Given problem | Search the records for "icon" and copy each line that holds it.

Start Available records

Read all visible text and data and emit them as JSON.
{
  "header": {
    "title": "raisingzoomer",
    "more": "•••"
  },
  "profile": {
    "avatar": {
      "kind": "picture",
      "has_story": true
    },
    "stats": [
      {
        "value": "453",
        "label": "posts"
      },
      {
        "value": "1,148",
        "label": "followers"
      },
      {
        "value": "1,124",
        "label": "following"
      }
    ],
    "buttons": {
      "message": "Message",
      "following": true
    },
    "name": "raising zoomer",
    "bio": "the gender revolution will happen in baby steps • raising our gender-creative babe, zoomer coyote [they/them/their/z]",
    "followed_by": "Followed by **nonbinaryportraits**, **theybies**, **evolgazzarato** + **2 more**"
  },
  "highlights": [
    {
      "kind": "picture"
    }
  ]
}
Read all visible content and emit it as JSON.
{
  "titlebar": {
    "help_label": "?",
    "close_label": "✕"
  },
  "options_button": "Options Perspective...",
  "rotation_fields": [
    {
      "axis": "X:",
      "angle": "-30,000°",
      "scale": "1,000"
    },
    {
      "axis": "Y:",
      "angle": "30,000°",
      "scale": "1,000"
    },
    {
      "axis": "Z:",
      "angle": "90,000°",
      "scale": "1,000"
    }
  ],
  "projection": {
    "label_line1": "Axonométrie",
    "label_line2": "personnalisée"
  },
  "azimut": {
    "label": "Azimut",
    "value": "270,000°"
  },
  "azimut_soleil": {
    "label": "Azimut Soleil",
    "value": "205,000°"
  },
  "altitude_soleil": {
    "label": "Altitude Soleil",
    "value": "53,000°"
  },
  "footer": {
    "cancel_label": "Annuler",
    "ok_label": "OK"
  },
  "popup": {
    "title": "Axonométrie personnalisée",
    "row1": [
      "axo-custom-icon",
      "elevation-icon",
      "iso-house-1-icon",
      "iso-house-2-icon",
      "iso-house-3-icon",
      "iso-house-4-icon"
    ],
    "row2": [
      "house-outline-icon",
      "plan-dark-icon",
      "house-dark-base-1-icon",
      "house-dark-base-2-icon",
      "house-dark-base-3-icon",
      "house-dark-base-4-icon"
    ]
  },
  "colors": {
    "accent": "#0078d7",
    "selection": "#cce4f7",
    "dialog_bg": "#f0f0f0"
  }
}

End Available records

Solution for this task |
      "axo-custom-icon",
      "elevation-icon",
      "iso-house-1-icon",
      "iso-house-2-icon",
      "iso-house-3-icon",
      "iso-house-4-icon"
      "house-outline-icon",
      "plan-dark-icon",
      "house-dark-base-1-icon",
      "house-dark-base-2-icon",
      "house-dark-base-3-icon",
      "house-dark-base-4-icon"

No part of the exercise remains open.